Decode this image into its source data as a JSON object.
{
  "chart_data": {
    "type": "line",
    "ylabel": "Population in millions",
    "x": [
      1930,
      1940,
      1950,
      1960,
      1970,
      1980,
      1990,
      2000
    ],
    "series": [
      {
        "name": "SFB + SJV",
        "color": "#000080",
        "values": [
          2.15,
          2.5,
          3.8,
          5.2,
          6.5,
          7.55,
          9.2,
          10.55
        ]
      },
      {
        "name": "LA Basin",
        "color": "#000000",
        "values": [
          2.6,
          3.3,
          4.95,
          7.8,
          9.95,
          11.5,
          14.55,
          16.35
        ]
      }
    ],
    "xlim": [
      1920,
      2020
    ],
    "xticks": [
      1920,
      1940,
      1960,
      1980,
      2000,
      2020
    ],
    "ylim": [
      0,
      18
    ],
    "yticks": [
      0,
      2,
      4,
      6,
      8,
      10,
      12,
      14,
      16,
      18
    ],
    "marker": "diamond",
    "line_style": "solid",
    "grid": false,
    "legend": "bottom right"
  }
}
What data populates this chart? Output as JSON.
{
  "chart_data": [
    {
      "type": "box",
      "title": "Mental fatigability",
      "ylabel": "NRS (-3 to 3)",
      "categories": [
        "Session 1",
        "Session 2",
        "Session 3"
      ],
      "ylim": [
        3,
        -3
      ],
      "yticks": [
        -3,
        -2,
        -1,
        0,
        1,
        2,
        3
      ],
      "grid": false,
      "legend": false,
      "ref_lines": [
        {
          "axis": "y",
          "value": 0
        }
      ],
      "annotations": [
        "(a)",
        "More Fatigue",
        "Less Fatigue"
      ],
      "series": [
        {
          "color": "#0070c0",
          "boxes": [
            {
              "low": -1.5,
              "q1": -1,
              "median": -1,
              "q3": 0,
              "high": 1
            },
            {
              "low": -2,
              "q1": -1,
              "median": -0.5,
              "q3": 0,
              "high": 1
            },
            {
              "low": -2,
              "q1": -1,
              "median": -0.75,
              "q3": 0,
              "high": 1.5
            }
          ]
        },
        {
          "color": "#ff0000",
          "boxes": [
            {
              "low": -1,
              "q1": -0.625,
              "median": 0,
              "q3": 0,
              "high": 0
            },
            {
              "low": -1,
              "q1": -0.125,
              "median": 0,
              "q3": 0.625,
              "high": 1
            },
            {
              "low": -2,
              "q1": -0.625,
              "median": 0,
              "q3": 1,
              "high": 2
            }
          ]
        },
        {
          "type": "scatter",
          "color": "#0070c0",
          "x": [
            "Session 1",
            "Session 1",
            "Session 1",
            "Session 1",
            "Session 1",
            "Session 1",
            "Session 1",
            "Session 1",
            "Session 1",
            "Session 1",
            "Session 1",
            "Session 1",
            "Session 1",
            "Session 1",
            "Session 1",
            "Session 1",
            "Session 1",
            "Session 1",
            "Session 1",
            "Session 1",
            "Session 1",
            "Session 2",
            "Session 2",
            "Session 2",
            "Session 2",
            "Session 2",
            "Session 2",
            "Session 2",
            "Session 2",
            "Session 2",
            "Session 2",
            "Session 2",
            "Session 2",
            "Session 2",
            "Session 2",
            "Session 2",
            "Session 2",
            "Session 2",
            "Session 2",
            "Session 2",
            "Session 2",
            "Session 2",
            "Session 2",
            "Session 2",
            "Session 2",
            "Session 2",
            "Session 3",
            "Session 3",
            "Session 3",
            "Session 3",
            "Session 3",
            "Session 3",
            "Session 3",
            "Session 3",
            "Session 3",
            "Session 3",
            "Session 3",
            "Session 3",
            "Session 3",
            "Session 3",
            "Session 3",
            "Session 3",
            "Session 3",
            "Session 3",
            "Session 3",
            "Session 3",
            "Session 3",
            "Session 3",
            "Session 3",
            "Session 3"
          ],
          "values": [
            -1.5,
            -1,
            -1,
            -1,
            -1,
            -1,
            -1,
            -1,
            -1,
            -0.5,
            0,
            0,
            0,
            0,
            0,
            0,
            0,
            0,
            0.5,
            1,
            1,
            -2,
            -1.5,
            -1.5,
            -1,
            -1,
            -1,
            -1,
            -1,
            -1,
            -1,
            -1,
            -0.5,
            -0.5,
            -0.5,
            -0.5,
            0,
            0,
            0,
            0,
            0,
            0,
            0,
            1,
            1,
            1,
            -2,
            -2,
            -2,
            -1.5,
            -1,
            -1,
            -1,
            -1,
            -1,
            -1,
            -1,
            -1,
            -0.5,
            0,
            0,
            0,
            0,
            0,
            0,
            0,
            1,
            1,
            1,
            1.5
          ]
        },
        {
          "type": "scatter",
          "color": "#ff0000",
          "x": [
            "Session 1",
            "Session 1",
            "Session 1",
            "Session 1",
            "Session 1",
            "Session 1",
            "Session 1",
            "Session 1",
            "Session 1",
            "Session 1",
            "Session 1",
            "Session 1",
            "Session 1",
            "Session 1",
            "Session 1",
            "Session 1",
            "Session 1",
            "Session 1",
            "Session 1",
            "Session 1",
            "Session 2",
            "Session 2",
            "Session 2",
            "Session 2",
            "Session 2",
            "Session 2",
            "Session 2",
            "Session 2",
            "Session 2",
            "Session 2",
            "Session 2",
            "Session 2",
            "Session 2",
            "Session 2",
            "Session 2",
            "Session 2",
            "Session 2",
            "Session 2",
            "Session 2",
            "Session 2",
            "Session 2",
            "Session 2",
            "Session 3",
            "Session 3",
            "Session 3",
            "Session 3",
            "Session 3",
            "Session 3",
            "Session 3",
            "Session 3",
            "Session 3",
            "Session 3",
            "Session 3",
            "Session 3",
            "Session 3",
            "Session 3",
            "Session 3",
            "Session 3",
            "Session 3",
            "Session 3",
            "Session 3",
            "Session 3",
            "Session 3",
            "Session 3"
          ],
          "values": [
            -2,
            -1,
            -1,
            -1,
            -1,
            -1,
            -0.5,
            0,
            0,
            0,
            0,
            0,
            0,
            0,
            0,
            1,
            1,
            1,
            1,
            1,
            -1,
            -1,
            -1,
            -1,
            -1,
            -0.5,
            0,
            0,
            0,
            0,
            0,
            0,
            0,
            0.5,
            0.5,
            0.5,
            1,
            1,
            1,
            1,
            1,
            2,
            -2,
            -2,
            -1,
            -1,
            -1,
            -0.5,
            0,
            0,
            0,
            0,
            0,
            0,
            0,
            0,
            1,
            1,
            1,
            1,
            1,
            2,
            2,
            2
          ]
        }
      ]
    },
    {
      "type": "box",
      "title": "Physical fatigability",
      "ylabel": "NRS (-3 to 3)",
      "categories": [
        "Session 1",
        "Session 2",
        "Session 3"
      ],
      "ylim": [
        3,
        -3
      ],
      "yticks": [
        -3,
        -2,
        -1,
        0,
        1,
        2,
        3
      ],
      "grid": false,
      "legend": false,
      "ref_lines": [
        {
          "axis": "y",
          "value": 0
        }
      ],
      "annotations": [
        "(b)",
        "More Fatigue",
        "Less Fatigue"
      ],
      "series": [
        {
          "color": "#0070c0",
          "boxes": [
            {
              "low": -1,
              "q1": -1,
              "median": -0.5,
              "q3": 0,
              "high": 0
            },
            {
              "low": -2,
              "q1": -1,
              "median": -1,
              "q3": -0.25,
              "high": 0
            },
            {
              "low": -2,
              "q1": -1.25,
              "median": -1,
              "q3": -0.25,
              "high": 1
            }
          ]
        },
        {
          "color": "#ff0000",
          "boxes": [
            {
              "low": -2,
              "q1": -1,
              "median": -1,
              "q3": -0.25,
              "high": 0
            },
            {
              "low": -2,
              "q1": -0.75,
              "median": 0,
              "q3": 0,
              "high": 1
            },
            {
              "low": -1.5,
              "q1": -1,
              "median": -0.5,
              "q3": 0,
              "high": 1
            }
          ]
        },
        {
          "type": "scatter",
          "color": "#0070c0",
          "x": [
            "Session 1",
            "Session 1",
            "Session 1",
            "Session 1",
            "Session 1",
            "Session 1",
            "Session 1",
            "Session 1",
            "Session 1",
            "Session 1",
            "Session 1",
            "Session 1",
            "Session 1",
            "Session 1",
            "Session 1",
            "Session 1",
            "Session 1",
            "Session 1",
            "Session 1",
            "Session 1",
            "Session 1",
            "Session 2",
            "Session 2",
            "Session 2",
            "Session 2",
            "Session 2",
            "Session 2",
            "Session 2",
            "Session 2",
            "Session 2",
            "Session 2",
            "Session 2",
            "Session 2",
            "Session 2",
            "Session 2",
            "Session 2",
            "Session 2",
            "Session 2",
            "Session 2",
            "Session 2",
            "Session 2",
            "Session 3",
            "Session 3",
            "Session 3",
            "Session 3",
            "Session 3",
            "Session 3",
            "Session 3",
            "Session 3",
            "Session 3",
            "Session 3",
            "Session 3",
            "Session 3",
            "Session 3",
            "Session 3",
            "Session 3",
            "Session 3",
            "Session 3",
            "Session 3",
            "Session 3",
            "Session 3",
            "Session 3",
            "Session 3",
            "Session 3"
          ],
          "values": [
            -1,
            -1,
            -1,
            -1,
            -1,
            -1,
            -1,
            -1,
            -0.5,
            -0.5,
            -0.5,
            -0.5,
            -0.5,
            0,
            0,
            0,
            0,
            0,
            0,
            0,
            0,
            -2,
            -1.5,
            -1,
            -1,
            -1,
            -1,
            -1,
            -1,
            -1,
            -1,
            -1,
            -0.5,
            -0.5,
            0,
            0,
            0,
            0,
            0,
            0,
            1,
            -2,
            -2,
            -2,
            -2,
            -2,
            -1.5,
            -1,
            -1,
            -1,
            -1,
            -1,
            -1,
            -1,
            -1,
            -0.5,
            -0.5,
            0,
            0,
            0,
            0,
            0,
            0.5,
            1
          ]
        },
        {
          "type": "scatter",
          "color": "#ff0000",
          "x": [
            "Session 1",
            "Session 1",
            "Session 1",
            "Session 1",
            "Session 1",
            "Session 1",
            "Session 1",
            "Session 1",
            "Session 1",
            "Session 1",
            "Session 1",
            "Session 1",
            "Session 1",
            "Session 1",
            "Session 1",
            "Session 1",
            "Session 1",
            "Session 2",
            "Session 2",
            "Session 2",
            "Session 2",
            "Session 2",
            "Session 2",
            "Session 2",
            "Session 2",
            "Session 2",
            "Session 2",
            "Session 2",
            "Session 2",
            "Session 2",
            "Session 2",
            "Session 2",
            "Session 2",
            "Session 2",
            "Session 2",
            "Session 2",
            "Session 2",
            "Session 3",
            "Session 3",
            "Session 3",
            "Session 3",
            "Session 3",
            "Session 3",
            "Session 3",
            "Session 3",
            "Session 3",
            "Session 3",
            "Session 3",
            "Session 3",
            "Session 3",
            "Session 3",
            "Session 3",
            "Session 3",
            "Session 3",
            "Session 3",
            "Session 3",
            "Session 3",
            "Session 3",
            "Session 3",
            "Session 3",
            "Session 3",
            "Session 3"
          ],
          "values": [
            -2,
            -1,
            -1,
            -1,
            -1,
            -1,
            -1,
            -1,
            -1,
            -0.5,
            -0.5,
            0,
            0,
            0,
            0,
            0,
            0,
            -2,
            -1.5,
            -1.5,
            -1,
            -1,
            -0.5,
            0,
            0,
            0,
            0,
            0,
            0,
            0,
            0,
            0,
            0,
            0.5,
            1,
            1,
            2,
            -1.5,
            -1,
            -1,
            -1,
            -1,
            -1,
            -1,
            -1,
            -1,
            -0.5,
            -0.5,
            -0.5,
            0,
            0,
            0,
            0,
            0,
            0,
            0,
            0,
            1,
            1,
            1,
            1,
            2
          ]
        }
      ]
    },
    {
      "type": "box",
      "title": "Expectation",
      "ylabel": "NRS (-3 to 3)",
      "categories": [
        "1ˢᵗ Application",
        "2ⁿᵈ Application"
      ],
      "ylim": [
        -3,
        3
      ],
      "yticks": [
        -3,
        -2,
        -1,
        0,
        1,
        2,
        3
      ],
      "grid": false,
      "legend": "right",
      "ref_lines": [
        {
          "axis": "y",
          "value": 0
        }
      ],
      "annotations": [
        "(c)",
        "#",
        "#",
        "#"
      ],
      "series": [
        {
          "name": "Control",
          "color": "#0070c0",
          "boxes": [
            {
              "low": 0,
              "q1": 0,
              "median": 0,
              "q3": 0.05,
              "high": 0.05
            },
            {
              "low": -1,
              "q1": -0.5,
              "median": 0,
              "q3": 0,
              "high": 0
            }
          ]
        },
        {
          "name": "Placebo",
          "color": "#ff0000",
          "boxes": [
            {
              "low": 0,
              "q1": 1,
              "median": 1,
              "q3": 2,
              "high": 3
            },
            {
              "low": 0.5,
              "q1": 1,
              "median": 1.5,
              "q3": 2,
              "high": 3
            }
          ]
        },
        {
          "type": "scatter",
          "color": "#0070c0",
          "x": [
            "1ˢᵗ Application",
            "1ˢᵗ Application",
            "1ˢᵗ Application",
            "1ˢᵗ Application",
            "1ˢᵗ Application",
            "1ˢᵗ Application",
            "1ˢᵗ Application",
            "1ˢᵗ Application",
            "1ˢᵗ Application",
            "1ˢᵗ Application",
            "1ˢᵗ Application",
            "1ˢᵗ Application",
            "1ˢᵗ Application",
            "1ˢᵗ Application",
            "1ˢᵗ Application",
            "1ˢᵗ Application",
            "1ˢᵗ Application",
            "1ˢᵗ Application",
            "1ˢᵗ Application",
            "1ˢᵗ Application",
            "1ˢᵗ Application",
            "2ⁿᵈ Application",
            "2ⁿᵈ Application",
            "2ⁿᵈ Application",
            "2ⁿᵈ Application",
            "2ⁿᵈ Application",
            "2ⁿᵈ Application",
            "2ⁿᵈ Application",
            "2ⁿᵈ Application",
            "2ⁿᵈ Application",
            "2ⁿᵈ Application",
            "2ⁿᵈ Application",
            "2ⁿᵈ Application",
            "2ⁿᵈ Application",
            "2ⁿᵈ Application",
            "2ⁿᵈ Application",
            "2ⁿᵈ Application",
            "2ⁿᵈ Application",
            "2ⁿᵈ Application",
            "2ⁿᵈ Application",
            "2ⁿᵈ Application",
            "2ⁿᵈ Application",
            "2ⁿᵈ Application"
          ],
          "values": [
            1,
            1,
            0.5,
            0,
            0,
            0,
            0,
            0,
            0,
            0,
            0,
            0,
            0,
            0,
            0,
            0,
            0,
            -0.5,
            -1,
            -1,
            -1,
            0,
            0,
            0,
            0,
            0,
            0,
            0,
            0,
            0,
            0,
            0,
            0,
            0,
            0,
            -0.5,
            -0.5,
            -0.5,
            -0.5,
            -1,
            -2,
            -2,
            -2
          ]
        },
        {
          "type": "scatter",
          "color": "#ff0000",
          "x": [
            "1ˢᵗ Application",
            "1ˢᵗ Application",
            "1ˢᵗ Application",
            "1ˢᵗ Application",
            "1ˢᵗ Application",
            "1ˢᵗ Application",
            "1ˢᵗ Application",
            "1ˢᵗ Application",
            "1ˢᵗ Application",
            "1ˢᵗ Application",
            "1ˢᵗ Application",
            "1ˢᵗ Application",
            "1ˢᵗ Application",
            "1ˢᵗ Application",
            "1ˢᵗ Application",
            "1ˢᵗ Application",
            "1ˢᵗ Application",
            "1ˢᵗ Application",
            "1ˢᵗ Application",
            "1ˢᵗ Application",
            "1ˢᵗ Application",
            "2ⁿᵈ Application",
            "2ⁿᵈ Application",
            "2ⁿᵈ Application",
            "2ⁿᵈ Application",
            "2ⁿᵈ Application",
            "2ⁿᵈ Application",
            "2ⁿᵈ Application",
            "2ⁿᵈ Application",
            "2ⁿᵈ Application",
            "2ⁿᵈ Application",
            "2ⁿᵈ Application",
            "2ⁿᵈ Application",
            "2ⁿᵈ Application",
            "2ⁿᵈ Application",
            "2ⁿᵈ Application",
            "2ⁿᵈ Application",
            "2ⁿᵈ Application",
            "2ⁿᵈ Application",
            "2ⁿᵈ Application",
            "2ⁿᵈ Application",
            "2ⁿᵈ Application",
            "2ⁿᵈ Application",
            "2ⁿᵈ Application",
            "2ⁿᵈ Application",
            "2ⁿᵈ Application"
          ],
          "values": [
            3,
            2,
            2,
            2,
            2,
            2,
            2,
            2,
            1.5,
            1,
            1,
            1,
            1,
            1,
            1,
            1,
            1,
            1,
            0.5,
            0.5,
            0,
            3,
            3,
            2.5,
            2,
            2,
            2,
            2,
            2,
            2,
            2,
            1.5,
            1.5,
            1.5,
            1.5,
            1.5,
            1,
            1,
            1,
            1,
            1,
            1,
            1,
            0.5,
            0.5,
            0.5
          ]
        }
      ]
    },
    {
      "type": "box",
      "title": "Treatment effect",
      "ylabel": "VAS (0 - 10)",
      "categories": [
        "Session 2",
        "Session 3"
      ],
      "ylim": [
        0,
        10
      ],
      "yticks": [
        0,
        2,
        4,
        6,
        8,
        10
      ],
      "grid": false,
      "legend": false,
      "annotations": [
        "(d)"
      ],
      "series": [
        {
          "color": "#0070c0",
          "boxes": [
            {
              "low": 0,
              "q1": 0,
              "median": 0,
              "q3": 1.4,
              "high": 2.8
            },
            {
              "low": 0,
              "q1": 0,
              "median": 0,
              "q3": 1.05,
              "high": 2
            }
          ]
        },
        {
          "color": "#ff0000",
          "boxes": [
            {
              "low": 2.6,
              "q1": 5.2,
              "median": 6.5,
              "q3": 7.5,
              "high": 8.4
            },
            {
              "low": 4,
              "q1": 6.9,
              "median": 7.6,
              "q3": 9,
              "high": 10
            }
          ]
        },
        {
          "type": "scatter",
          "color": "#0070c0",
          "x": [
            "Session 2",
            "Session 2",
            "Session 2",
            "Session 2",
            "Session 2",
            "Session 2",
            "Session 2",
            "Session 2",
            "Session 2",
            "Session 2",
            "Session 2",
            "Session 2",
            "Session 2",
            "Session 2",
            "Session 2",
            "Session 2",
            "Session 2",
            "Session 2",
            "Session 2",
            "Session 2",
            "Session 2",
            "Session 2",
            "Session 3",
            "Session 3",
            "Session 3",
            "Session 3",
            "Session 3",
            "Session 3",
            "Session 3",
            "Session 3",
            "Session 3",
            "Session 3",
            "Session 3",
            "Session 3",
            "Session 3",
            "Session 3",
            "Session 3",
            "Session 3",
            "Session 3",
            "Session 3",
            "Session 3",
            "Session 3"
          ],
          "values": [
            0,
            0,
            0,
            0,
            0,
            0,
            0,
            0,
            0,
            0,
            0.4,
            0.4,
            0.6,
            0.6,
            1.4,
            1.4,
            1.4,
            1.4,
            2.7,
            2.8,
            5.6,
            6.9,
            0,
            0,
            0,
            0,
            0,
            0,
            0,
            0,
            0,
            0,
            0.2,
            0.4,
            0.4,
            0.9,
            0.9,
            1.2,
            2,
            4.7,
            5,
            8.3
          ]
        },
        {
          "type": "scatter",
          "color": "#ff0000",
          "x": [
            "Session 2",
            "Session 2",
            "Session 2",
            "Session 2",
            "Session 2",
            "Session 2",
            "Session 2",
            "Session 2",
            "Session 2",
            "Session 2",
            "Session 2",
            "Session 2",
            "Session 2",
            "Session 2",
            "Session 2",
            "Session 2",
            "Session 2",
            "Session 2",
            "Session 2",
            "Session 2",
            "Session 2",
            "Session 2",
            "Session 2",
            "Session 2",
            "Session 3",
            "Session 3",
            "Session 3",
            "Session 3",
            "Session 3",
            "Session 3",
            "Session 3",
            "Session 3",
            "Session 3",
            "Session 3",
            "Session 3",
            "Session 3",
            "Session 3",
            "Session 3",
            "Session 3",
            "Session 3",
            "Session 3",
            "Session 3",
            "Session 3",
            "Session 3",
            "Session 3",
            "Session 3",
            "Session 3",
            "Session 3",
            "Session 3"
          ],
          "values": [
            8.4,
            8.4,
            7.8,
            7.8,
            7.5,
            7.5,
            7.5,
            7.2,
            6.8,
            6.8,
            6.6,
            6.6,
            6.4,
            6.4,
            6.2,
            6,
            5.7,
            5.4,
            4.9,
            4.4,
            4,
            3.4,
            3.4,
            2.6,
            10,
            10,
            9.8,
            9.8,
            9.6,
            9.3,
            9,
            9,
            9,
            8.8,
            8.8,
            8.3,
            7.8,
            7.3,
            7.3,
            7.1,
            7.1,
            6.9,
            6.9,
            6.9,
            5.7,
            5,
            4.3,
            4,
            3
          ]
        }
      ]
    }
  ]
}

########################################

# [Aim of the exercise]
Look over the records above and copy each line that includes the string "title".

# [Correct response]
      "title": "Mental fatigability",
      "title": "Physical fatigability",
      "title": "Expectation",
      "title": "Treatment effect",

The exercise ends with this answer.